§ INFORMATION PROVIDED:
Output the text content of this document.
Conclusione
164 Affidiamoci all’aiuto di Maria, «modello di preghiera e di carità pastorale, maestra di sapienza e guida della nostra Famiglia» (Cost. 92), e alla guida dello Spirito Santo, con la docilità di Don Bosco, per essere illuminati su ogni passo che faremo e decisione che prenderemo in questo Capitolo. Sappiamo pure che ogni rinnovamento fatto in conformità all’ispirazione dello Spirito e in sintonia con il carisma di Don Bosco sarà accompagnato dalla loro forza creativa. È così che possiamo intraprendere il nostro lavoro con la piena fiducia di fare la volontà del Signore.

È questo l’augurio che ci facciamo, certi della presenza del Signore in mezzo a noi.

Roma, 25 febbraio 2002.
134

§ TASK INSTRUCTIONS:
Can you reproduce all the material exactly?

§ RESPONSE FOR THIS EXERCISE:
Output the text content of this document.
Conclusione
164 Affidiamoci all’aiuto di Maria, «modello di preghiera e di carità pastorale, maestra di sapienza e guida della nostra Famiglia» (Cost. 92), e alla guida dello Spirito Santo, con la docilità di Don Bosco, per essere illuminati su ogni passo che faremo e decisione che prenderemo in questo Capitolo. Sappiamo pure che ogni rinnovamento fatto in conformità all’ispirazione dello Spirito e in sintonia con il carisma di Don Bosco sarà accompagnato dalla loro forza creativa. È così che possiamo intraprendere il nostro lavoro con la piena fiducia di fare la volontà del Signore.

È questo l’augurio che ci facciamo, certi della presenza del Signore in mezzo a noi.

Roma, 25 febbraio 2002.
134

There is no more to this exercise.